■ **Request**:
Count every line that has the word "this". Give the number, without anything more.
§
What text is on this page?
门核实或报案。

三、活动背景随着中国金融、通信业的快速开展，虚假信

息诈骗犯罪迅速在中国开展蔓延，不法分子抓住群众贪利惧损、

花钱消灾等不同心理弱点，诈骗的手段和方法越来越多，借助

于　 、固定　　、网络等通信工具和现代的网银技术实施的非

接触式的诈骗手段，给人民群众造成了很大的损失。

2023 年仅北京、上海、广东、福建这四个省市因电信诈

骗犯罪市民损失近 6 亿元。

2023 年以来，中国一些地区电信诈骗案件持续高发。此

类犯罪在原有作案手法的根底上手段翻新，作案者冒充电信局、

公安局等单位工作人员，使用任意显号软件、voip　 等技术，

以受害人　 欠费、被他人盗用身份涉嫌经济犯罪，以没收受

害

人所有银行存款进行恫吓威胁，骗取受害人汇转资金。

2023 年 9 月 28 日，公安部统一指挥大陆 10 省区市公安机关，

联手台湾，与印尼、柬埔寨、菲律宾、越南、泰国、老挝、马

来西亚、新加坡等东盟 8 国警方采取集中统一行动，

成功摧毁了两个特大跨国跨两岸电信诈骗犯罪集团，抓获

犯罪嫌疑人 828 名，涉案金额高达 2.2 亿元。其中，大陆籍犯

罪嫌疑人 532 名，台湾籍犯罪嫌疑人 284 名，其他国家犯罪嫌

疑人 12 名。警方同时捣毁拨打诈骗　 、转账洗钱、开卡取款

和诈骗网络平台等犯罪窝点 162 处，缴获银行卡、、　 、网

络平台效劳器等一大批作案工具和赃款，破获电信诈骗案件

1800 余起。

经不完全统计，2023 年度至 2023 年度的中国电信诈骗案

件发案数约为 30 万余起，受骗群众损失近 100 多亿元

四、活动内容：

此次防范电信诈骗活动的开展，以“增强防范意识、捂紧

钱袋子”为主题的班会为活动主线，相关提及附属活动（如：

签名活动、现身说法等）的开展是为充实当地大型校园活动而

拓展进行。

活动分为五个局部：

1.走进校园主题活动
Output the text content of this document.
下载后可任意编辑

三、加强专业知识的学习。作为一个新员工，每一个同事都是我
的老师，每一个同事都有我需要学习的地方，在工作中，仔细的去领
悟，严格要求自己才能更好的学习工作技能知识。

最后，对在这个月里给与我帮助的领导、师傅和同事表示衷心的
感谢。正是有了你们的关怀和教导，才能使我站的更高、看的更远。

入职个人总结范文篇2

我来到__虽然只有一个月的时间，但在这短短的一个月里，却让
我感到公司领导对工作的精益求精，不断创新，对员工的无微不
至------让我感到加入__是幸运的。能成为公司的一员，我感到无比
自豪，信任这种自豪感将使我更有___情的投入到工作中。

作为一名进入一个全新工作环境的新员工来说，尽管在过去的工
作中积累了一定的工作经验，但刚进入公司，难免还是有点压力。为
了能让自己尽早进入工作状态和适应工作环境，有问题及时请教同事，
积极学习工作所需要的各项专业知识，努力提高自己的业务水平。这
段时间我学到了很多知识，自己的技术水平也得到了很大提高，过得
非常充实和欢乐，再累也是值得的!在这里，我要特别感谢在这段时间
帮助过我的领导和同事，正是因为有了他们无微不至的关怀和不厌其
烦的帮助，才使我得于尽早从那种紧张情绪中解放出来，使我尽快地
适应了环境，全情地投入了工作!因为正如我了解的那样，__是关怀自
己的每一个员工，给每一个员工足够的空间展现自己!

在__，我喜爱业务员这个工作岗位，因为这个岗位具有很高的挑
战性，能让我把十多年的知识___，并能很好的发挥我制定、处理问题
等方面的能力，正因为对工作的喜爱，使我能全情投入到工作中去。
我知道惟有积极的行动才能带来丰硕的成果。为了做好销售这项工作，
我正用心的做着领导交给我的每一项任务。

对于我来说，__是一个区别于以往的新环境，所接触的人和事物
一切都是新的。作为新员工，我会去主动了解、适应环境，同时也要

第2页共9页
§
■ **Final result**:
2